▸ AIM
Search the data for the string "legend" and gather each line it is in.

[A run of records]
──────

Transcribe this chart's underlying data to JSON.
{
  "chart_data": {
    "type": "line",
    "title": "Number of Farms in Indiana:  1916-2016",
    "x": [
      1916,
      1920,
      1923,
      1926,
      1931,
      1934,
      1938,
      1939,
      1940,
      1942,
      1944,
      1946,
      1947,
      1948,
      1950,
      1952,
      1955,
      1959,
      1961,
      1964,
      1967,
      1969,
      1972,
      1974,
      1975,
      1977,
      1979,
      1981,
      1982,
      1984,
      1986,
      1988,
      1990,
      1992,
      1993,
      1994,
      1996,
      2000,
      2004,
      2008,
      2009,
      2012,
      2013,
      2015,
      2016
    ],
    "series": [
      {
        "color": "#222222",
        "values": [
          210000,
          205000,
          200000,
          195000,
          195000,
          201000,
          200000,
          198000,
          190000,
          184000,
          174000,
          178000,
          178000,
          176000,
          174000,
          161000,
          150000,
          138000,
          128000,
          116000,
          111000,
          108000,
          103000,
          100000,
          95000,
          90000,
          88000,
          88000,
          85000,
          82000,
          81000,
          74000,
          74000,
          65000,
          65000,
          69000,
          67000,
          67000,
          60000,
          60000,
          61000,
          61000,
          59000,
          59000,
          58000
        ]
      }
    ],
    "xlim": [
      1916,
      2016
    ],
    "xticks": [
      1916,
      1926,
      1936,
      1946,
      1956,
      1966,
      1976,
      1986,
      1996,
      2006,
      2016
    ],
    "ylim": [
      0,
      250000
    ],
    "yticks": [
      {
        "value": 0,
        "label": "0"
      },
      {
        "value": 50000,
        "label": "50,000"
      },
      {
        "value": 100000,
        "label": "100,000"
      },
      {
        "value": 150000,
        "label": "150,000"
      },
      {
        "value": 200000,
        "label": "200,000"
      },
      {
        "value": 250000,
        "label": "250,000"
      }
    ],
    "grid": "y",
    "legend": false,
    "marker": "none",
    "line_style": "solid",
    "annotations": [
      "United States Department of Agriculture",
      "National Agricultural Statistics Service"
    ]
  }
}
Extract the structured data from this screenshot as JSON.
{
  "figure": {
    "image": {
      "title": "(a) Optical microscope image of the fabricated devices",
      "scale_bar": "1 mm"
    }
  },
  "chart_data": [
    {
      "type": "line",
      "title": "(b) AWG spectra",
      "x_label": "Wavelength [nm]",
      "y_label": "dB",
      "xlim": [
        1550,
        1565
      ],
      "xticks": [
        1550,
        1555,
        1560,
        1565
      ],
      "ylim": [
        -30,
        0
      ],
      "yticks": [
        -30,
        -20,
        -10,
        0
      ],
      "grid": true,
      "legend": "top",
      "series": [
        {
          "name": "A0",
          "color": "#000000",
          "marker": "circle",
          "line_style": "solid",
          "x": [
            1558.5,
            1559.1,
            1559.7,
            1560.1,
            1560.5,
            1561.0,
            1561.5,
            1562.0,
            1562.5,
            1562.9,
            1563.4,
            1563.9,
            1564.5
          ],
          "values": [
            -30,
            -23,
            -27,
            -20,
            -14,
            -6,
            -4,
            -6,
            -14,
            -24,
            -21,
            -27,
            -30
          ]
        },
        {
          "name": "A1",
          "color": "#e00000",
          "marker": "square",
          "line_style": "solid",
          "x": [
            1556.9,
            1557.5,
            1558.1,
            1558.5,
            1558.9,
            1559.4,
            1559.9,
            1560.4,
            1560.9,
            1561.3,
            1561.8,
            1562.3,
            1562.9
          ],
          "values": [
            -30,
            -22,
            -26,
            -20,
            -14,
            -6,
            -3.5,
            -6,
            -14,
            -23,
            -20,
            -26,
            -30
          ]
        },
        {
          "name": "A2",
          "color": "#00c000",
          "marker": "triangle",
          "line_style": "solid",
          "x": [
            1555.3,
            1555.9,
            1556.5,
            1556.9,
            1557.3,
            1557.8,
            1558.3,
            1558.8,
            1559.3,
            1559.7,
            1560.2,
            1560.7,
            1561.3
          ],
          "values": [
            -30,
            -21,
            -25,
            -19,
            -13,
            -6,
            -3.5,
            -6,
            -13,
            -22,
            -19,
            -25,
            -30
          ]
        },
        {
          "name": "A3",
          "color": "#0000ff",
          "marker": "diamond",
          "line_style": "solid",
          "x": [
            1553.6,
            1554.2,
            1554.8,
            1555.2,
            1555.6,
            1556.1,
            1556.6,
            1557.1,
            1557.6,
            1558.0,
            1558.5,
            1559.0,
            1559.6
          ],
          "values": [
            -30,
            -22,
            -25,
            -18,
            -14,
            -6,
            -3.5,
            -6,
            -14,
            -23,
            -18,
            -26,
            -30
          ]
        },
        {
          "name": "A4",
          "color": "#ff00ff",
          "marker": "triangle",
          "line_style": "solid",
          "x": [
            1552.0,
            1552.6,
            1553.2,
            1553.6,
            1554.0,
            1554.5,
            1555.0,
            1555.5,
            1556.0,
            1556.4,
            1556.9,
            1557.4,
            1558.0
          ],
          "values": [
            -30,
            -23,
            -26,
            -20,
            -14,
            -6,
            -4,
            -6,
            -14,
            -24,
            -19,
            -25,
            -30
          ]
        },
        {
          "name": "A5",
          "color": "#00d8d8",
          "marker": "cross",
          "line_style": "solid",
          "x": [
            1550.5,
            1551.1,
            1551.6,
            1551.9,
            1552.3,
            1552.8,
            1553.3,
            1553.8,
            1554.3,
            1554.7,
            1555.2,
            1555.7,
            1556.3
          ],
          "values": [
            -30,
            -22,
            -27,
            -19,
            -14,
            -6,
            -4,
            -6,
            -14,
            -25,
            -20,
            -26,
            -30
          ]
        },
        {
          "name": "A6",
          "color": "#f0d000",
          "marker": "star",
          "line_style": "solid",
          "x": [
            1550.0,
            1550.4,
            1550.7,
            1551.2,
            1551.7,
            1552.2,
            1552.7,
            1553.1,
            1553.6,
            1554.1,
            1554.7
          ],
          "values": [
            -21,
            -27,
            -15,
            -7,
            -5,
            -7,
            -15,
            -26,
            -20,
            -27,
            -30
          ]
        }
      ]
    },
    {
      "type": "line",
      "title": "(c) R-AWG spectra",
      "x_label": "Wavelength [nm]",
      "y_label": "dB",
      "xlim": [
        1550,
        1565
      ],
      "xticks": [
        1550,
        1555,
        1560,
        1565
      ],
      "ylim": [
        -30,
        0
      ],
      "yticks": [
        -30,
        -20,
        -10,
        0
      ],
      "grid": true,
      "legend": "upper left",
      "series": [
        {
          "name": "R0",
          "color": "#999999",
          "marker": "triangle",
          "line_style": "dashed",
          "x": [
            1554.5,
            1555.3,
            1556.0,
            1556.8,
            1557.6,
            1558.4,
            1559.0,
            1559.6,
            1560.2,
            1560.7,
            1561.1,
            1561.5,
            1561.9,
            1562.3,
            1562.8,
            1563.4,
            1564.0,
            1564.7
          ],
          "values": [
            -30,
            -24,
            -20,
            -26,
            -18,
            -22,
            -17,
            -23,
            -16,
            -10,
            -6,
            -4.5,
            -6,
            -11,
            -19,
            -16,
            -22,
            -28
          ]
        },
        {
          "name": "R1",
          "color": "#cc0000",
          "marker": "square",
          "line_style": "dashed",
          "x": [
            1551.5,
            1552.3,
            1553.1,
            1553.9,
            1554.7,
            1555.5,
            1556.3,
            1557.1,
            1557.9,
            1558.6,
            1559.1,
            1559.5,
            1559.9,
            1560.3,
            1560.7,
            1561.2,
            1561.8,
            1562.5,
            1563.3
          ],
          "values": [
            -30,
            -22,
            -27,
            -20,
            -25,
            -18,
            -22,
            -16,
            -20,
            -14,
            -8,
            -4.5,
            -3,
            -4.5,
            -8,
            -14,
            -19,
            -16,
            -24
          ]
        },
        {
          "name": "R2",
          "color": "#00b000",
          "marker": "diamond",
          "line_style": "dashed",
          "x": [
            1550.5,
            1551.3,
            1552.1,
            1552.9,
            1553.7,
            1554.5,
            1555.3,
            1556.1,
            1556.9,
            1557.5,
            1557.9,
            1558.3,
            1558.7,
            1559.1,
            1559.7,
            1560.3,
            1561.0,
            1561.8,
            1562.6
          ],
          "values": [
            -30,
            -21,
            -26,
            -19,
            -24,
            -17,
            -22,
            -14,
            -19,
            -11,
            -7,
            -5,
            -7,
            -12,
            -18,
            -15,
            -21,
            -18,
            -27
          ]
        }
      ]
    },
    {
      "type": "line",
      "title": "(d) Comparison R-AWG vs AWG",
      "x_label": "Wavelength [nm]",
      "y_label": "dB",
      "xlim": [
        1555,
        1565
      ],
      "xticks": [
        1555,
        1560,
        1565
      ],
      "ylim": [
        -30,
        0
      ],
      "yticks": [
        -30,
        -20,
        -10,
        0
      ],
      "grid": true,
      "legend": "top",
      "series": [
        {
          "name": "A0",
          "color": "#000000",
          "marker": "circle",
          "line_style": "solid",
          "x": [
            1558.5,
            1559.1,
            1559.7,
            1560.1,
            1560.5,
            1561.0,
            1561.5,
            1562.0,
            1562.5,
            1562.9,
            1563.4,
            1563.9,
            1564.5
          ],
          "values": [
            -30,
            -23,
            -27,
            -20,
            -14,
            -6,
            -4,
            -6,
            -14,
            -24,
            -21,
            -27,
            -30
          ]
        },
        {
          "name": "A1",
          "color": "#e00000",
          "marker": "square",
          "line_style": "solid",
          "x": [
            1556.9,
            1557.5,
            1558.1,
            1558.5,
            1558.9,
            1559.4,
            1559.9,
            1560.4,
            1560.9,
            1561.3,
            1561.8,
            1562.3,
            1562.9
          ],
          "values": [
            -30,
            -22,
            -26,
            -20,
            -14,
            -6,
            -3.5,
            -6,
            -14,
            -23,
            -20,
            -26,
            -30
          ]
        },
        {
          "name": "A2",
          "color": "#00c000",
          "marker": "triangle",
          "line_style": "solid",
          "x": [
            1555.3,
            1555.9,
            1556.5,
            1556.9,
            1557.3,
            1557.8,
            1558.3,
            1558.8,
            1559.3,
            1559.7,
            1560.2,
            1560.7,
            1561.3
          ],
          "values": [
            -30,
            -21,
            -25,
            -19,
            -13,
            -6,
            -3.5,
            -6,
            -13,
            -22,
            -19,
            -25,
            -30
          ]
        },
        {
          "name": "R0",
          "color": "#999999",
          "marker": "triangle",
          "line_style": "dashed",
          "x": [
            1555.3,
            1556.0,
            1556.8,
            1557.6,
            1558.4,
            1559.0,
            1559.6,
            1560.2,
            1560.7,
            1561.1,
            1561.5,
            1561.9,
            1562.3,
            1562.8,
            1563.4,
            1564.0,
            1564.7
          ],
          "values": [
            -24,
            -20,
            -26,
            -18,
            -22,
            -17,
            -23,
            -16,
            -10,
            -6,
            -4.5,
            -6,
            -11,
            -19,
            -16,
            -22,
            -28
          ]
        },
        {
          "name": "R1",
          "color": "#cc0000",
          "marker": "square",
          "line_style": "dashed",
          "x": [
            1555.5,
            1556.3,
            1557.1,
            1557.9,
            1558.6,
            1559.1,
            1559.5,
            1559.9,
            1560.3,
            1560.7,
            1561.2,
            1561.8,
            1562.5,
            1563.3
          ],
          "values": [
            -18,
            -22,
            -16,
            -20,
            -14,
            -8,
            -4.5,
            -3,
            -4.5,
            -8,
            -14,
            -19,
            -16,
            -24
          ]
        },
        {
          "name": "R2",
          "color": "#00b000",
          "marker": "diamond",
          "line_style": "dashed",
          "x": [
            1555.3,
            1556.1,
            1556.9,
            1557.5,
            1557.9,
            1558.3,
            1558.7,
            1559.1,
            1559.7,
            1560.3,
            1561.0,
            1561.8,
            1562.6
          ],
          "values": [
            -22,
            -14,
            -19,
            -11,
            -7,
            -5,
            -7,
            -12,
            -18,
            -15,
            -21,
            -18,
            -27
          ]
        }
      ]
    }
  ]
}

──────

▸ OUTPUT
    "legend": false,
      "legend": "top",
      "legend": "upper left",
      "legend": "top",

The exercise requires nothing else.